• Directions for this task
Report every line in the listing below where the string "sponsor" shows up.

• Recorded data
>>>>

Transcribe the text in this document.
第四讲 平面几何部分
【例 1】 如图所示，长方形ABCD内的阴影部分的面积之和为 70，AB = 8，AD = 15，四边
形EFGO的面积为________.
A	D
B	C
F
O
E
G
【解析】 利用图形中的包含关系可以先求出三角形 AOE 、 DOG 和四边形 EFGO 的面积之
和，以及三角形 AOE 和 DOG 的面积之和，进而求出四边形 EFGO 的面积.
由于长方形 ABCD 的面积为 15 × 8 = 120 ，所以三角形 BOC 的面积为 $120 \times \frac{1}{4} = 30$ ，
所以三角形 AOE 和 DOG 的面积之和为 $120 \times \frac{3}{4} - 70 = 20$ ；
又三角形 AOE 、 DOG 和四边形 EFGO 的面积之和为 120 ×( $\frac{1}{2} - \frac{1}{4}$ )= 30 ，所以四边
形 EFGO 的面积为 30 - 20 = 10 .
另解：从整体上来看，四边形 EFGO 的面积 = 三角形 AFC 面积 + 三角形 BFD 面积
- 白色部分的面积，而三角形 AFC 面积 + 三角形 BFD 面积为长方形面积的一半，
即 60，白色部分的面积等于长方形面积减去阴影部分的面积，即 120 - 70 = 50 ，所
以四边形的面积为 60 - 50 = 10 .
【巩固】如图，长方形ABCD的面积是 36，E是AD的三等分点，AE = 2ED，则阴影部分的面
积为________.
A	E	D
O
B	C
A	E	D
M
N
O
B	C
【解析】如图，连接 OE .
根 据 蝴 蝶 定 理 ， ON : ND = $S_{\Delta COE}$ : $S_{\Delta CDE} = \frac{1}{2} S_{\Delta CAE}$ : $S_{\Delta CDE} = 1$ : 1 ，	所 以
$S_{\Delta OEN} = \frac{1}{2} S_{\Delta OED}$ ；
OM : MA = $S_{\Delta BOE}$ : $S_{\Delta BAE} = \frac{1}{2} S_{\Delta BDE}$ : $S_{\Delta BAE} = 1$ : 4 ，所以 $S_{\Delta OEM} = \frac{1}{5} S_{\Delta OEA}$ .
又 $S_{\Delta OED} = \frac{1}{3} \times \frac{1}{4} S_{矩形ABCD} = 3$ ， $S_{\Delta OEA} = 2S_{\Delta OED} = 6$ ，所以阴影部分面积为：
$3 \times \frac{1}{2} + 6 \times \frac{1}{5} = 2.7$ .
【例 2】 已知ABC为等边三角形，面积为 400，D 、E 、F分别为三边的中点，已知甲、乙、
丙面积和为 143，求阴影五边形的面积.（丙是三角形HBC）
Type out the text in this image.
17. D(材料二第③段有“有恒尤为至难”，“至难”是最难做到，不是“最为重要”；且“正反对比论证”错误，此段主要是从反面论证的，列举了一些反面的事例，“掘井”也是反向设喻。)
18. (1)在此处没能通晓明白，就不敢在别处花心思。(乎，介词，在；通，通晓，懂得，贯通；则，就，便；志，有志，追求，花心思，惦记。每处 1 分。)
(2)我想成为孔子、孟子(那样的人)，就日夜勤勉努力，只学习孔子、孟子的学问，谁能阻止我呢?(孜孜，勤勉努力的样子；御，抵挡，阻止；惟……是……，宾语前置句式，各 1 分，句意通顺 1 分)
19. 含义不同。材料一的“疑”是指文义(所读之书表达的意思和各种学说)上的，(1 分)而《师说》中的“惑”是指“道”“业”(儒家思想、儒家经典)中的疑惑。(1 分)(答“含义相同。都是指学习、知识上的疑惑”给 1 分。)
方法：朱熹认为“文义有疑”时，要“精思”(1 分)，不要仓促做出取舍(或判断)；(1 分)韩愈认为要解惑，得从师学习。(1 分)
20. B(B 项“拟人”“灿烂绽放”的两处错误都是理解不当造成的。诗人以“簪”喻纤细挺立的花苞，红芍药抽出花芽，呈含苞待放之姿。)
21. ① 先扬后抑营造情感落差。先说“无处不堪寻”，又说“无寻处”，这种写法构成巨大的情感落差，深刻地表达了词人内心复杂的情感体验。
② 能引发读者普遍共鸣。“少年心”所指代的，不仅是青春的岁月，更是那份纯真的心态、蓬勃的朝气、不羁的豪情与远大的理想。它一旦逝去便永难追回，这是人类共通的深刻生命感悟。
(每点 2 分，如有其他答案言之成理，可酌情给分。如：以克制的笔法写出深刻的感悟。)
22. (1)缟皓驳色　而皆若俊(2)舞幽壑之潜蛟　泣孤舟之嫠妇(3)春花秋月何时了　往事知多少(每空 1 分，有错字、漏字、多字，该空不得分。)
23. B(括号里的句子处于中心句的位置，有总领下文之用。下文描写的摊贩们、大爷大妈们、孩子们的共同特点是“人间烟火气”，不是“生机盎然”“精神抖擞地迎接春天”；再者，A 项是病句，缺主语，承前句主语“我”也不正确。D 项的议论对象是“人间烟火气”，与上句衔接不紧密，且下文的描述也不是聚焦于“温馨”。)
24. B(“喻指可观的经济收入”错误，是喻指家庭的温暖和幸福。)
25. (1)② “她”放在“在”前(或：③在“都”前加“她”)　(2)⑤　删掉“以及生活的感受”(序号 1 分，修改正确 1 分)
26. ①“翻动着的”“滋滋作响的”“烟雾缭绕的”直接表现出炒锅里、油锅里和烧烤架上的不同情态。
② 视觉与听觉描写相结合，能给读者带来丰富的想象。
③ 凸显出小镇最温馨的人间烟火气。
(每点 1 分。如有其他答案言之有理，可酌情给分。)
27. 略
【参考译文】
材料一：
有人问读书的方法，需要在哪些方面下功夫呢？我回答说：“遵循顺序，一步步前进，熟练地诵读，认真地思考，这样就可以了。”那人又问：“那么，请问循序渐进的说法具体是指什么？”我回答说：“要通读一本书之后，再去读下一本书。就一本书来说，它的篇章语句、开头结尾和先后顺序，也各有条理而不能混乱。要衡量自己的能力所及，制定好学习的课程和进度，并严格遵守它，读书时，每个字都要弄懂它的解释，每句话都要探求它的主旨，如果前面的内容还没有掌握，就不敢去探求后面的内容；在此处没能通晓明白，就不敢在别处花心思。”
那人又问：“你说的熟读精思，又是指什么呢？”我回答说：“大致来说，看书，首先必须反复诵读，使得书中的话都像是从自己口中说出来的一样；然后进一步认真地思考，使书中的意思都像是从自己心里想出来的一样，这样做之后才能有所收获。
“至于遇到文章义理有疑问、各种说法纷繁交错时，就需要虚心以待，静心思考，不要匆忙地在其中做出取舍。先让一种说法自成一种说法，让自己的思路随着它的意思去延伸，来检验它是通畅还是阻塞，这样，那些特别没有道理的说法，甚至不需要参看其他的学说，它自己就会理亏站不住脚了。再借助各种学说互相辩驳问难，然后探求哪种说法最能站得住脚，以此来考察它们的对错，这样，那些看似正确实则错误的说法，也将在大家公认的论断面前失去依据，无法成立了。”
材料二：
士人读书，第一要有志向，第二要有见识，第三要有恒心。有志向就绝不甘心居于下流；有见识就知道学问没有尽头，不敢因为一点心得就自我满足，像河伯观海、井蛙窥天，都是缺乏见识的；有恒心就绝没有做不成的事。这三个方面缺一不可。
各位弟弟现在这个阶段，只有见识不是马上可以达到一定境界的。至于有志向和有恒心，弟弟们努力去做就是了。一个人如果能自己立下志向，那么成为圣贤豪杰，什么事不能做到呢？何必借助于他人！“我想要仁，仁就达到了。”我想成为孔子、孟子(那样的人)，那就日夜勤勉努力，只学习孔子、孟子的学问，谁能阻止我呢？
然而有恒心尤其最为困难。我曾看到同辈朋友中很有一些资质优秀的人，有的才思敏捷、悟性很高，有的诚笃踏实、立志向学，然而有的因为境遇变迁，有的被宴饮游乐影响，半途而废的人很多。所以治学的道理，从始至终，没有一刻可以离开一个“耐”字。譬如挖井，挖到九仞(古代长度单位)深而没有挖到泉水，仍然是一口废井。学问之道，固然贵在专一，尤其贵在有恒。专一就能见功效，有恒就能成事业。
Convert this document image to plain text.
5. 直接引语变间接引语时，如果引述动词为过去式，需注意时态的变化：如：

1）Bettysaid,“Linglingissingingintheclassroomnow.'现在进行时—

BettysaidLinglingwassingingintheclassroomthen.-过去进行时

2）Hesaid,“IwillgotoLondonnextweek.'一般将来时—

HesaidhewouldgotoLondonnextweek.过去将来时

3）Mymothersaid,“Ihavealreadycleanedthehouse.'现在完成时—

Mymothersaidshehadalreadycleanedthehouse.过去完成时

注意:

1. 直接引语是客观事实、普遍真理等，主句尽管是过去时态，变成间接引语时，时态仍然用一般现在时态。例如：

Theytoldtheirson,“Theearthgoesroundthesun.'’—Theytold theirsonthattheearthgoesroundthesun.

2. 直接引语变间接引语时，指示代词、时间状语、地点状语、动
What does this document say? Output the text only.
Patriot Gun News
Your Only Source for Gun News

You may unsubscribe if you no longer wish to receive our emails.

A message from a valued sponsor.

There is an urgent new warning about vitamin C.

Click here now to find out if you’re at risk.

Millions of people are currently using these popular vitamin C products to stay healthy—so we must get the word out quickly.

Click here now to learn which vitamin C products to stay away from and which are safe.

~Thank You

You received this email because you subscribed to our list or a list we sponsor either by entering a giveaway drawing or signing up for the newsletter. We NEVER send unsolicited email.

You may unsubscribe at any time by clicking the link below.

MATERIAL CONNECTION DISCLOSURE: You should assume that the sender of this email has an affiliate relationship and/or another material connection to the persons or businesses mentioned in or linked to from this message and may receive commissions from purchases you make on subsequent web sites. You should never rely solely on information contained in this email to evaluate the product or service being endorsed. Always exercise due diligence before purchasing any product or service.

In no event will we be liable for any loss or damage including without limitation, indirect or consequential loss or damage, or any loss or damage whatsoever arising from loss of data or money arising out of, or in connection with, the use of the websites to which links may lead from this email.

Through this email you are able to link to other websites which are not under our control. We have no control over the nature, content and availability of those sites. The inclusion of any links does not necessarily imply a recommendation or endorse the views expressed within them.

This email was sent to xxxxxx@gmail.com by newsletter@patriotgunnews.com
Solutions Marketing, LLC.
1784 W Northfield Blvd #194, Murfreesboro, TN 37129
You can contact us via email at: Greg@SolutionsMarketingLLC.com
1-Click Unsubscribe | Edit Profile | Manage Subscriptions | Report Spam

<<<<

• Exercise answer
A message from a valued sponsor.
You received this email because you subscribed to our list or a list we sponsor either by entering a giveaway drawing or signing up for the newsletter. We NEVER send unsolicited email.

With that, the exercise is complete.